** Begin **

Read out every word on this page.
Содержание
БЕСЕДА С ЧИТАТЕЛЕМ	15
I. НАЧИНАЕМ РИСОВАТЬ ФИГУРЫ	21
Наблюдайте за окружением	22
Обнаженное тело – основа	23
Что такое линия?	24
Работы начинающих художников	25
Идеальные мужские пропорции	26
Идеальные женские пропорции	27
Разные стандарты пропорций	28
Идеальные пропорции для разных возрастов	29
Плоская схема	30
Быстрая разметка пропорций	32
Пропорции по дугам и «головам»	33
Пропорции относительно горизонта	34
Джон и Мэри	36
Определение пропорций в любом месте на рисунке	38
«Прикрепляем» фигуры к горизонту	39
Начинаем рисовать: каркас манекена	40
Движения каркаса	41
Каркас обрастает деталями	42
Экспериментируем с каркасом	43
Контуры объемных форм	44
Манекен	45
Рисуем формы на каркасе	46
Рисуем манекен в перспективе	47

** End **

Brief: All of the entries must be quoted exactly; please include each one.

Answer for the task:
Read out every word on this page.
Содержание
БЕСЕДА С ЧИТАТЕЛЕМ	15
I. НАЧИНАЕМ РИСОВАТЬ ФИГУРЫ	21
Наблюдайте за окружением	22
Обнаженное тело – основа	23
Что такое линия?	24
Работы начинающих художников	25
Идеальные мужские пропорции	26
Идеальные женские пропорции	27
Разные стандарты пропорций	28
Идеальные пропорции для разных возрастов	29
Плоская схема	30
Быстрая разметка пропорций	32
Пропорции по дугам и «головам»	33
Пропорции относительно горизонта	34
Джон и Мэри	36
Определение пропорций в любом месте на рисунке	38
«Прикрепляем» фигуры к горизонту	39
Начинаем рисовать: каркас манекена	40
Движения каркаса	41
Каркас обрастает деталями	42
Экспериментируем с каркасом	43
Контуры объемных форм	44
Манекен	45
Рисуем формы на каркасе	46
Рисуем манекен в перспективе	47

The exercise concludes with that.